>> START

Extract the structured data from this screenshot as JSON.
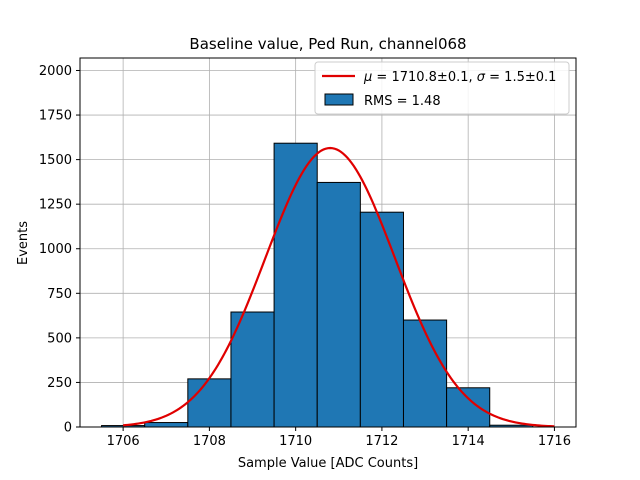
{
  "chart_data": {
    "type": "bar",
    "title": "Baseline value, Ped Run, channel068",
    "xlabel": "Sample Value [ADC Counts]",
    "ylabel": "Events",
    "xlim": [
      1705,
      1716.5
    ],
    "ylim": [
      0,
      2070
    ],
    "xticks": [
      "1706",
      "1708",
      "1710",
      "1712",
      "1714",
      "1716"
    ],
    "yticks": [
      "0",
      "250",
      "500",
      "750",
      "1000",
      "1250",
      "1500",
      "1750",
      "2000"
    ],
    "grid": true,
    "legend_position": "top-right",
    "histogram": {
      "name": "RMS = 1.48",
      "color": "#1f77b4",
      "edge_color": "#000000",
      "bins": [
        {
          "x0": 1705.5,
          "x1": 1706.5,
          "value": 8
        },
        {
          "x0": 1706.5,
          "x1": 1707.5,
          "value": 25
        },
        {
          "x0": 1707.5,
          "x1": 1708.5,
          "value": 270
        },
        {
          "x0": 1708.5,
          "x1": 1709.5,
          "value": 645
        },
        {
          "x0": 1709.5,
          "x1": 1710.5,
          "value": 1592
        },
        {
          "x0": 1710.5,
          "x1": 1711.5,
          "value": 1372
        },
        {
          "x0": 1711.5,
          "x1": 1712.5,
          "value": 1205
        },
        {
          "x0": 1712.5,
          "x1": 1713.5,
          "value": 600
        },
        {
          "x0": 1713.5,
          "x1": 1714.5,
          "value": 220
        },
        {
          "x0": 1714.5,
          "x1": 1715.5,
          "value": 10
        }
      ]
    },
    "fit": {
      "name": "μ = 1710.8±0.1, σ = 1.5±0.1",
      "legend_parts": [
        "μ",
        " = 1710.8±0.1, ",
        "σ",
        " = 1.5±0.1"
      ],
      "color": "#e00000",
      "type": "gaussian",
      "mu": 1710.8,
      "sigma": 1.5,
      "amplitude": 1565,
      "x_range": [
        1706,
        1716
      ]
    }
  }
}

>> END

_What to work on:_ Set each line of the records down exactly, leaving every picture out.

_Finished answer:_
Extract the structured data from this screenshot as JSON.
{
  "chart_data": {
    "type": "bar",
    "title": "Baseline value, Ped Run, channel068",
    "xlabel": "Sample Value [ADC Counts]",
    "ylabel": "Events",
    "xlim": [
      1705,
      1716.5
    ],
    "ylim": [
      0,
      2070
    ],
    "xticks": [
      "1706",
      "1708",
      "1710",
      "1712",
      "1714",
      "1716"
    ],
    "yticks": [
      "0",
      "250",
      "500",
      "750",
      "1000",
      "1250",
      "1500",
      "1750",
      "2000"
    ],
    "grid": true,
    "legend_position": "top-right",
    "histogram": {
      "name": "RMS = 1.48",
      "color": "#1f77b4",
      "edge_color": "#000000",
      "bins": [
        {
          "x0": 1705.5,
          "x1": 1706.5,
          "value": 8
        },
        {
          "x0": 1706.5,
          "x1": 1707.5,
          "value": 25
        },
        {
          "x0": 1707.5,
          "x1": 1708.5,
          "value": 270
        },
        {
          "x0": 1708.5,
          "x1": 1709.5,
          "value": 645
        },
        {
          "x0": 1709.5,
          "x1": 1710.5,
          "value": 1592
        },
        {
          "x0": 1710.5,
          "x1": 1711.5,
          "value": 1372
        },
        {
          "x0": 1711.5,
          "x1": 1712.5,
          "value": 1205
        },
        {
          "x0": 1712.5,
          "x1": 1713.5,
          "value": 600
        },
        {
          "x0": 1713.5,
          "x1": 1714.5,
          "value": 220
        },
        {
          "x0": 1714.5,
          "x1": 1715.5,
          "value": 10
        }
      ]
    },
    "fit": {
      "name": "μ = 1710.8±0.1, σ = 1.5±0.1",
      "legend_parts": [
        "μ",
        " = 1710.8±0.1, ",
        "σ",
        " = 1.5±0.1"
      ],
      "color": "#e00000",
      "type": "gaussian",
      "mu": 1710.8,
      "sigma": 1.5,
      "amplitude": 1565,
      "x_range": [
        1706,
        1716
      ]
    }
  }
}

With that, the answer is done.